(Collected data entries)
◇ ◇ ◇ ◇ ◇ ◇ ◇

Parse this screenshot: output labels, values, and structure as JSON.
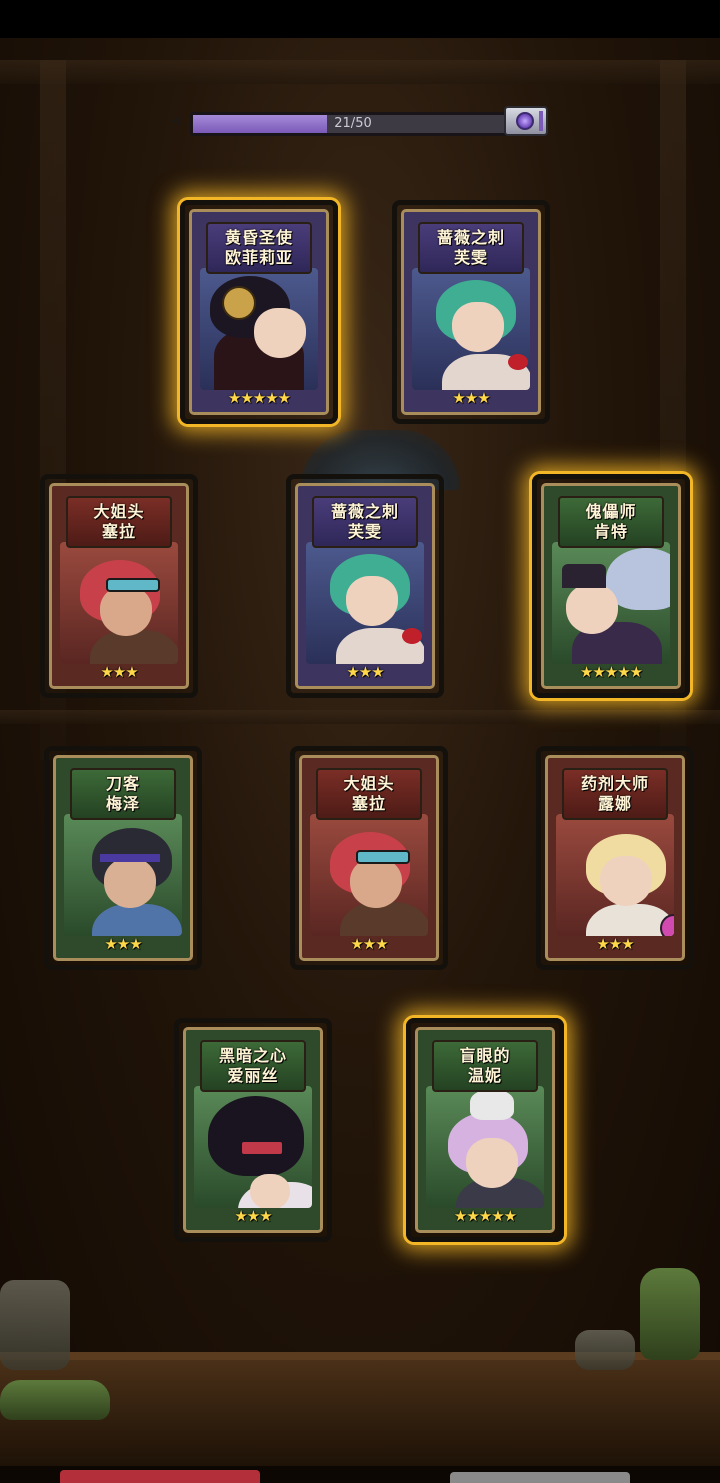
{
  "progress": {
    "text": "21/50",
    "value": 21,
    "max": 50,
    "fill_color": "#8f6fcb",
    "reward_icon": "chest-icon"
  },
  "cards": [
    {
      "title": "黄昏圣使",
      "name": "欧菲莉亚",
      "stars": "★★★★★",
      "star_count": 5,
      "theme": "purple",
      "highlight": true
    },
    {
      "title": "蔷薇之刺",
      "name": "芙雯",
      "stars": "★★★",
      "star_count": 3,
      "theme": "purple",
      "highlight": false
    },
    {
      "title": "大姐头",
      "name": "塞拉",
      "stars": "★★★",
      "star_count": 3,
      "theme": "red",
      "highlight": false
    },
    {
      "title": "蔷薇之刺",
      "name": "芙雯",
      "stars": "★★★",
      "star_count": 3,
      "theme": "purple",
      "highlight": false
    },
    {
      "title": "傀儡师",
      "name": "肯特",
      "stars": "★★★★★",
      "star_count": 5,
      "theme": "green",
      "highlight": true
    },
    {
      "title": "刀客",
      "name": "梅泽",
      "stars": "★★★",
      "star_count": 3,
      "theme": "green",
      "highlight": false
    },
    {
      "title": "大姐头",
      "name": "塞拉",
      "stars": "★★★",
      "star_count": 3,
      "theme": "red",
      "highlight": false
    },
    {
      "title": "药剂大师",
      "name": "露娜",
      "stars": "★★★",
      "star_count": 3,
      "theme": "red",
      "highlight": false
    },
    {
      "title": "黑暗之心",
      "name": "爱丽丝",
      "stars": "★★★",
      "star_count": 3,
      "theme": "green",
      "highlight": false
    },
    {
      "title": "盲眼的",
      "name": "温妮",
      "stars": "★★★★★",
      "star_count": 5,
      "theme": "green",
      "highlight": true
    }
  ],
  "colors": {
    "gold_glow": "#f2b626",
    "star": "#ffd84a"
  }
}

◇ ◇ ◇ ◇ ◇ ◇ ◇

> Task statement
Make an exact copy of every entry above, minus the images.

> Expected output
Parse this screenshot: output labels, values, and structure as JSON.
{
  "progress": {
    "text": "21/50",
    "value": 21,
    "max": 50,
    "fill_color": "#8f6fcb",
    "reward_icon": "chest-icon"
  },
  "cards": [
    {
      "title": "黄昏圣使",
      "name": "欧菲莉亚",
      "stars": "★★★★★",
      "star_count": 5,
      "theme": "purple",
      "highlight": true
    },
    {
      "title": "蔷薇之刺",
      "name": "芙雯",
      "stars": "★★★",
      "star_count": 3,
      "theme": "purple",
      "highlight": false
    },
    {
      "title": "大姐头",
      "name": "塞拉",
      "stars": "★★★",
      "star_count": 3,
      "theme": "red",
      "highlight": false
    },
    {
      "title": "蔷薇之刺",
      "name": "芙雯",
      "stars": "★★★",
      "star_count": 3,
      "theme": "purple",
      "highlight": false
    },
    {
      "title": "傀儡师",
      "name": "肯特",
      "stars": "★★★★★",
      "star_count": 5,
      "theme": "green",
      "highlight": true
    },
    {
      "title": "刀客",
      "name": "梅泽",
      "stars": "★★★",
      "star_count": 3,
      "theme": "green",
      "highlight": false
    },
    {
      "title": "大姐头",
      "name": "塞拉",
      "stars": "★★★",
      "star_count": 3,
      "theme": "red",
      "highlight": false
    },
    {
      "title": "药剂大师",
      "name": "露娜",
      "stars": "★★★",
      "star_count": 3,
      "theme": "red",
      "highlight": false
    },
    {
      "title": "黑暗之心",
      "name": "爱丽丝",
      "stars": "★★★",
      "star_count": 3,
      "theme": "green",
      "highlight": false
    },
    {
      "title": "盲眼的",
      "name": "温妮",
      "stars": "★★★★★",
      "star_count": 5,
      "theme": "green",
      "highlight": true
    }
  ],
  "colors": {
    "gold_glow": "#f2b626",
    "star": "#ffd84a"
  }
}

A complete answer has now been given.